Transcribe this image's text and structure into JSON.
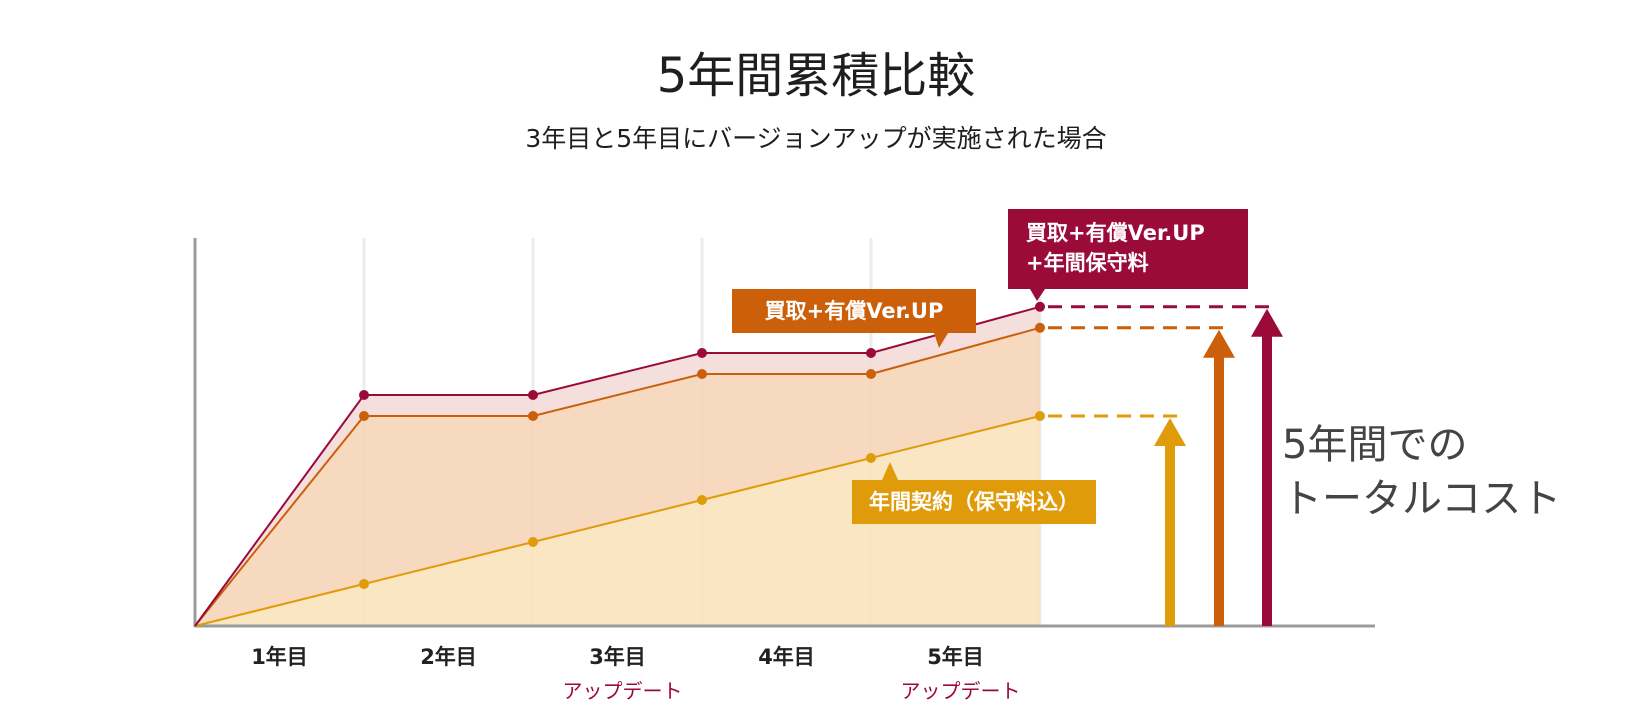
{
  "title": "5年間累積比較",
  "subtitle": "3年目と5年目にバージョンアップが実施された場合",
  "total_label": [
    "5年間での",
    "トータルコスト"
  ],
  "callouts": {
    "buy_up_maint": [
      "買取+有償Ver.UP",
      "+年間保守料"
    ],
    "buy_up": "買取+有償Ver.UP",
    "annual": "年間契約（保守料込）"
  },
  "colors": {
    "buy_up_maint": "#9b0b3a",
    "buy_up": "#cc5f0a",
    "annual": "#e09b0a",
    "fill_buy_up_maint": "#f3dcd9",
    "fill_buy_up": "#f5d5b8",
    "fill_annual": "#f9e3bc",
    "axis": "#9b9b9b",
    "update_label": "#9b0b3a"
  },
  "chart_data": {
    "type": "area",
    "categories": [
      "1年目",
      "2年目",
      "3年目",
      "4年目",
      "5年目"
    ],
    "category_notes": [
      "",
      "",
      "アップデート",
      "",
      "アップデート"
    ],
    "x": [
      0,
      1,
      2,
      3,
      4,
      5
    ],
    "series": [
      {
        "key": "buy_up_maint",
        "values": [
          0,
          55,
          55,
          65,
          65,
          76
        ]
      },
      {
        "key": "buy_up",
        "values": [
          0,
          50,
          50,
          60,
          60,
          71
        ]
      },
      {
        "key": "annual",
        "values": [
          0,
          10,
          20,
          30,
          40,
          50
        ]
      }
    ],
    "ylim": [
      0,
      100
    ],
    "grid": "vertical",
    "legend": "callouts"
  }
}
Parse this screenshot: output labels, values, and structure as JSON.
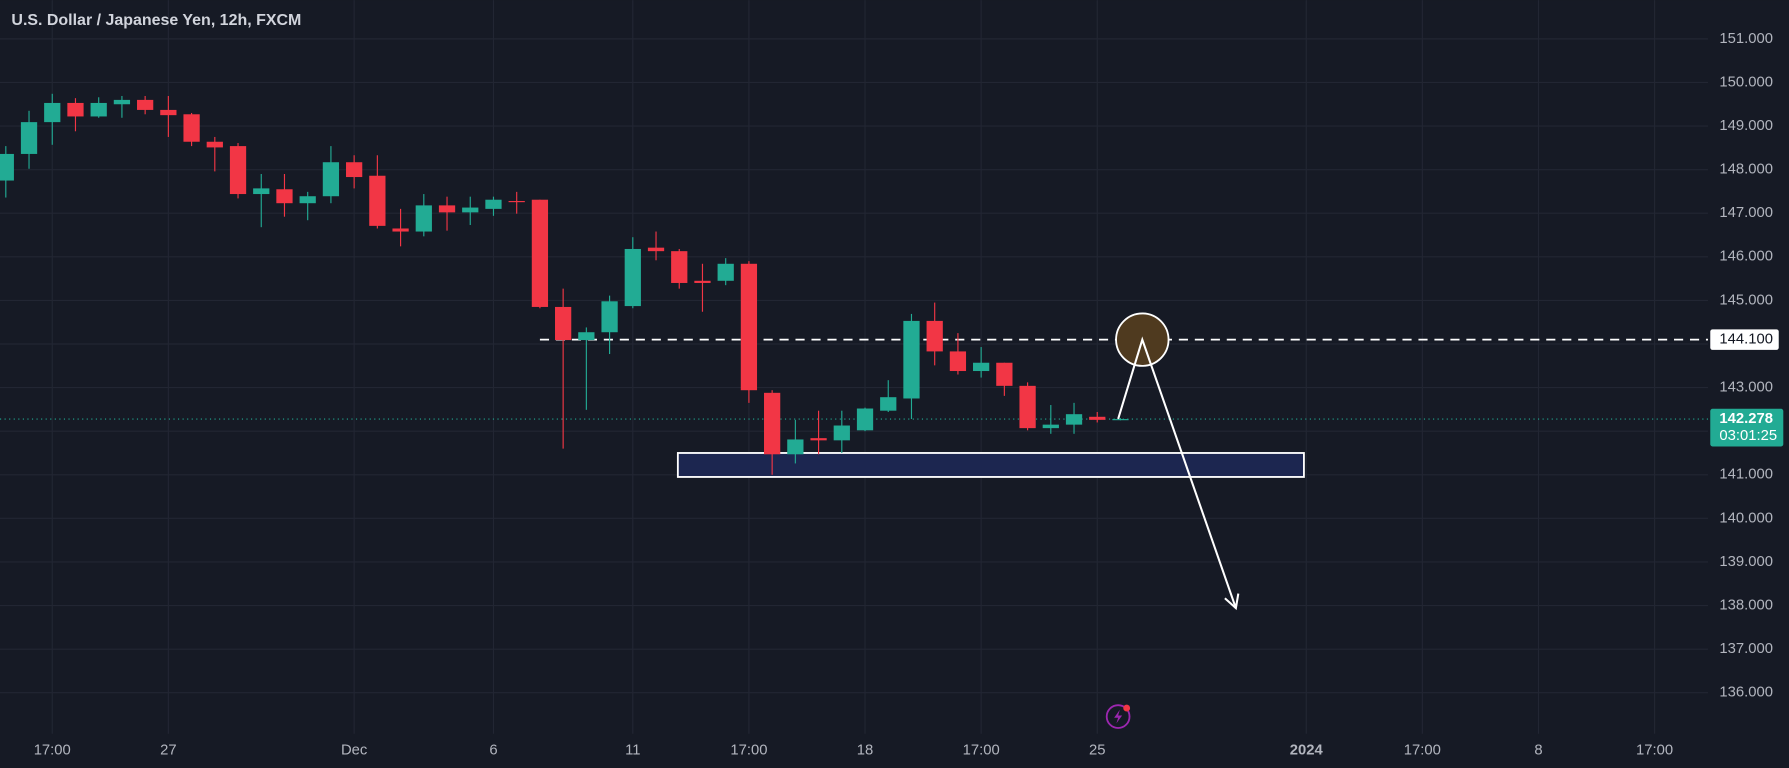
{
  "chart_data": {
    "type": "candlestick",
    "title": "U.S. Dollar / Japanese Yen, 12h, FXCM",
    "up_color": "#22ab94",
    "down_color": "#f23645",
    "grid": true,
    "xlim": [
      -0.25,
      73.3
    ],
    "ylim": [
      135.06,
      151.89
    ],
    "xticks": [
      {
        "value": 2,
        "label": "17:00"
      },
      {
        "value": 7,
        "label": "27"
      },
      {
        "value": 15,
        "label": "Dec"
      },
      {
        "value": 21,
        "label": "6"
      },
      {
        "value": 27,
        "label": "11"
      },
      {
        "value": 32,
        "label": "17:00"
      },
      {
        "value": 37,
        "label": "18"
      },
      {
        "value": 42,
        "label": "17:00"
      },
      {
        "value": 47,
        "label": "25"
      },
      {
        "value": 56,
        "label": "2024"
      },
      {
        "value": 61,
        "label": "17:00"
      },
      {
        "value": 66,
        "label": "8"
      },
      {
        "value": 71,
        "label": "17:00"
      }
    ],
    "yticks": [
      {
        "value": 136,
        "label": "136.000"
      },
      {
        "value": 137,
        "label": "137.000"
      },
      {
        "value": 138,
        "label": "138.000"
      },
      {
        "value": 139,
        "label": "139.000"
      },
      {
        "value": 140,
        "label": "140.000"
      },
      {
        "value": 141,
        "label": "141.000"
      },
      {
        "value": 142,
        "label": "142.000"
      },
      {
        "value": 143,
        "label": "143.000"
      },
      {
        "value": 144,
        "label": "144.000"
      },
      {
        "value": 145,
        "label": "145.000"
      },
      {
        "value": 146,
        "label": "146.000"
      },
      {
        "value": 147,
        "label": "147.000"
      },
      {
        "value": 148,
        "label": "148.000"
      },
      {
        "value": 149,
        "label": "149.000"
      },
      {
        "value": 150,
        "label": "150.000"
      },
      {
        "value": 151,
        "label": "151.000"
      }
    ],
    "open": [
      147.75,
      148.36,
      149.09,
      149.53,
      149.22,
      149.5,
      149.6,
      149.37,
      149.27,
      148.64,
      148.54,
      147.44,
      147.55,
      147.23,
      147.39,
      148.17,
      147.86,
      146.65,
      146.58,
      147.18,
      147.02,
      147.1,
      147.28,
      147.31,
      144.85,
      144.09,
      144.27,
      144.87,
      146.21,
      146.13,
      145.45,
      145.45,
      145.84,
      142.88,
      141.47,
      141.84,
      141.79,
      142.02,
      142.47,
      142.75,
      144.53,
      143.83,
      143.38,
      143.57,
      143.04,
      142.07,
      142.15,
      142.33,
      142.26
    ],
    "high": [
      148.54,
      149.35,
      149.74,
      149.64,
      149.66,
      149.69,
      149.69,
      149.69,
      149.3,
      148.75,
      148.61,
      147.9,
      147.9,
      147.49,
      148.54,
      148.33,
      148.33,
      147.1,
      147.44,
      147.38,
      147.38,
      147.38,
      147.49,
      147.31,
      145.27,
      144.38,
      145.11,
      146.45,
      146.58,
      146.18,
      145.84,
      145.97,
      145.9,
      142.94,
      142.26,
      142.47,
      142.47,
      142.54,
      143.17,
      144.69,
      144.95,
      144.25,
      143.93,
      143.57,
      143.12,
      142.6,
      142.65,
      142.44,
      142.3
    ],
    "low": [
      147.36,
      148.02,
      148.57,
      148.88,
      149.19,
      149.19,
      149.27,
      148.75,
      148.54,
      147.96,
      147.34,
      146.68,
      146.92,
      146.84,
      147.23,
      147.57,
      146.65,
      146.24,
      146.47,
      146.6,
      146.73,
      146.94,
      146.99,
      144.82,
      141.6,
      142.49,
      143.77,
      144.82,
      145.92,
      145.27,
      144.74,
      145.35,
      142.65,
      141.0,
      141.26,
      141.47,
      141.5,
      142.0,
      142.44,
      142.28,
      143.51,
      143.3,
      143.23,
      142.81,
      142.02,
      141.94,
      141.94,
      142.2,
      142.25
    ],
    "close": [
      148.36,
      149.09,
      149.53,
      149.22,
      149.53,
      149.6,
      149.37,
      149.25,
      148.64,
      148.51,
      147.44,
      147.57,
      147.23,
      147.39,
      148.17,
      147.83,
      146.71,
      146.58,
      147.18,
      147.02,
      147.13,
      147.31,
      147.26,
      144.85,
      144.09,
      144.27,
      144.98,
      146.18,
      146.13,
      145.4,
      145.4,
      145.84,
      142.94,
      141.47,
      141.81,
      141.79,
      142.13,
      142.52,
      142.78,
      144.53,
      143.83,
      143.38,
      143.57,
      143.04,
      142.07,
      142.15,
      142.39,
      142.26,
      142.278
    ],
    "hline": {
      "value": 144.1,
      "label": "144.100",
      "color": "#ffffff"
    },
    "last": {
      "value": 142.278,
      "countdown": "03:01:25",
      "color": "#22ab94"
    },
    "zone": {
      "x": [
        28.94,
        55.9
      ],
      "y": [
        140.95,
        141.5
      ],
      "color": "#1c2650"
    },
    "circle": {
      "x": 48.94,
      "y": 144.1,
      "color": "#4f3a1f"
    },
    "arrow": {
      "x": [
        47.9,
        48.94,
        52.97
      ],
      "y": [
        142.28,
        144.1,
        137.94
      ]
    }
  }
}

○ ○ ○ ○

Give an exact copy of the material, leaving out every picture.

Transcribe this image's text and structure into JSON.
{
  "title": "5年間累積比較",
  "subtitle": "3年目と5年目にバージョンアップが実施された場合",
  "total_label": [
    "5年間での",
    "トータルコスト"
  ],
  "callouts": {
    "buy_up_maint": [
      "買取+有償Ver.UP",
      "+年間保守料"
    ],
    "buy_up": "買取+有償Ver.UP",
    "annual": "年間契約（保守料込）"
  },
  "colors": {
    "buy_up_maint": "#9b0b3a",
    "buy_up": "#cc5f0a",
    "annual": "#e09b0a",
    "fill_buy_up_maint": "#f3dcd9",
    "fill_buy_up": "#f5d5b8",
    "fill_annual": "#f9e3bc",
    "axis": "#9b9b9b",
    "update_label": "#9b0b3a"
  },
  "chart_data": {
    "type": "area",
    "categories": [
      "1年目",
      "2年目",
      "3年目",
      "4年目",
      "5年目"
    ],
    "category_notes": [
      "",
      "",
      "アップデート",
      "",
      "アップデート"
    ],
    "x": [
      0,
      1,
      2,
      3,
      4,
      5
    ],
    "series": [
      {
        "key": "buy_up_maint",
        "values": [
          0,
          55,
          55,
          65,
          65,
          76
        ]
      },
      {
        "key": "buy_up",
        "values": [
          0,
          50,
          50,
          60,
          60,
          71
        ]
      },
      {
        "key": "annual",
        "values": [
          0,
          10,
          20,
          30,
          40,
          50
        ]
      }
    ],
    "ylim": [
      0,
      100
    ],
    "grid": "vertical",
    "legend": "callouts"
  }
}
Parse this screenshot: output labels, values, and structure as JSON.
{
  "chart_data": {
    "type": "candlestick",
    "title": "U.S. Dollar / Japanese Yen, 12h, FXCM",
    "up_color": "#22ab94",
    "down_color": "#f23645",
    "grid": true,
    "xlim": [
      -0.25,
      73.3
    ],
    "ylim": [
      135.06,
      151.89
    ],
    "xticks": [
      {
        "value": 2,
        "label": "17:00"
      },
      {
        "value": 7,
        "label": "27"
      },
      {
        "value": 15,
        "label": "Dec"
      },
      {
        "value": 21,
        "label": "6"
      },
      {
        "value": 27,
        "label": "11"
      },
      {
        "value": 32,
        "label": "17:00"
      },
      {
        "value": 37,
        "label": "18"
      },
      {
        "value": 42,
        "label": "17:00"
      },
      {
        "value": 47,
        "label": "25"
      },
      {
        "value": 56,
        "label": "2024"
      },
      {
        "value": 61,
        "label": "17:00"
      },
      {
        "value": 66,
        "label": "8"
      },
      {
        "value": 71,
        "label": "17:00"
      }
    ],
    "yticks": [
      {
        "value": 136,
        "label": "136.000"
      },
      {
        "value": 137,
        "label": "137.000"
      },
      {
        "value": 138,
        "label": "138.000"
      },
      {
        "value": 139,
        "label": "139.000"
      },
      {
        "value": 140,
        "label": "140.000"
      },
      {
        "value": 141,
        "label": "141.000"
      },
      {
        "value": 142,
        "label": "142.000"
      },
      {
        "value": 143,
        "label": "143.000"
      },
      {
        "value": 144,
        "label": "144.000"
      },
      {
        "value": 145,
        "label": "145.000"
      },
      {
        "value": 146,
        "label": "146.000"
      },
      {
        "value": 147,
        "label": "147.000"
      },
      {
        "value": 148,
        "label": "148.000"
      },
      {
        "value": 149,
        "label": "149.000"
      },
      {
        "value": 150,
        "label": "150.000"
      },
      {
        "value": 151,
        "label": "151.000"
      }
    ],
    "open": [
      147.75,
      148.36,
      149.09,
      149.53,
      149.22,
      149.5,
      149.6,
      149.37,
      149.27,
      148.64,
      148.54,
      147.44,
      147.55,
      147.23,
      147.39,
      148.17,
      147.86,
      146.65,
      146.58,
      147.18,
      147.02,
      147.1,
      147.28,
      147.31,
      144.85,
      144.09,
      144.27,
      144.87,
      146.21,
      146.13,
      145.45,
      145.45,
      145.84,
      142.88,
      141.47,
      141.84,
      141.79,
      142.02,
      142.47,
      142.75,
      144.53,
      143.83,
      143.38,
      143.57,
      143.04,
      142.07,
      142.15,
      142.33,
      142.26
    ],
    "high": [
      148.54,
      149.35,
      149.74,
      149.64,
      149.66,
      149.69,
      149.69,
      149.69,
      149.3,
      148.75,
      148.61,
      147.9,
      147.9,
      147.49,
      148.54,
      148.33,
      148.33,
      147.1,
      147.44,
      147.38,
      147.38,
      147.38,
      147.49,
      147.31,
      145.27,
      144.38,
      145.11,
      146.45,
      146.58,
      146.18,
      145.84,
      145.97,
      145.9,
      142.94,
      142.26,
      142.47,
      142.47,
      142.54,
      143.17,
      144.69,
      144.95,
      144.25,
      143.93,
      143.57,
      143.12,
      142.6,
      142.65,
      142.44,
      142.3
    ],
    "low": [
      147.36,
      148.02,
      148.57,
      148.88,
      149.19,
      149.19,
      149.27,
      148.75,
      148.54,
      147.96,
      147.34,
      146.68,
      146.92,
      146.84,
      147.23,
      147.57,
      146.65,
      146.24,
      146.47,
      146.6,
      146.73,
      146.94,
      146.99,
      144.82,
      141.6,
      142.49,
      143.77,
      144.82,
      145.92,
      145.27,
      144.74,
      145.35,
      142.65,
      141.0,
      141.26,
      141.47,
      141.5,
      142.0,
      142.44,
      142.28,
      143.51,
      143.3,
      143.23,
      142.81,
      142.02,
      141.94,
      141.94,
      142.2,
      142.25
    ],
    "close": [
      148.36,
      149.09,
      149.53,
      149.22,
      149.53,
      149.6,
      149.37,
      149.25,
      148.64,
      148.51,
      147.44,
      147.57,
      147.23,
      147.39,
      148.17,
      147.83,
      146.71,
      146.58,
      147.18,
      147.02,
      147.13,
      147.31,
      147.26,
      144.85,
      144.09,
      144.27,
      144.98,
      146.18,
      146.13,
      145.4,
      145.4,
      145.84,
      142.94,
      141.47,
      141.81,
      141.79,
      142.13,
      142.52,
      142.78,
      144.53,
      143.83,
      143.38,
      143.57,
      143.04,
      142.07,
      142.15,
      142.39,
      142.26,
      142.278
    ],
    "hline": {
      "value": 144.1,
      "label": "144.100",
      "color": "#ffffff"
    },
    "last": {
      "value": 142.278,
      "countdown": "03:01:25",
      "color": "#22ab94"
    },
    "zone": {
      "x": [
        28.94,
        55.9
      ],
      "y": [
        140.95,
        141.5
      ],
      "color": "#1c2650"
    },
    "circle": {
      "x": 48.94,
      "y": 144.1,
      "color": "#4f3a1f"
    },
    "arrow": {
      "x": [
        47.9,
        48.94,
        52.97
      ],
      "y": [
        142.28,
        144.1,
        137.94
      ]
    }
  }
}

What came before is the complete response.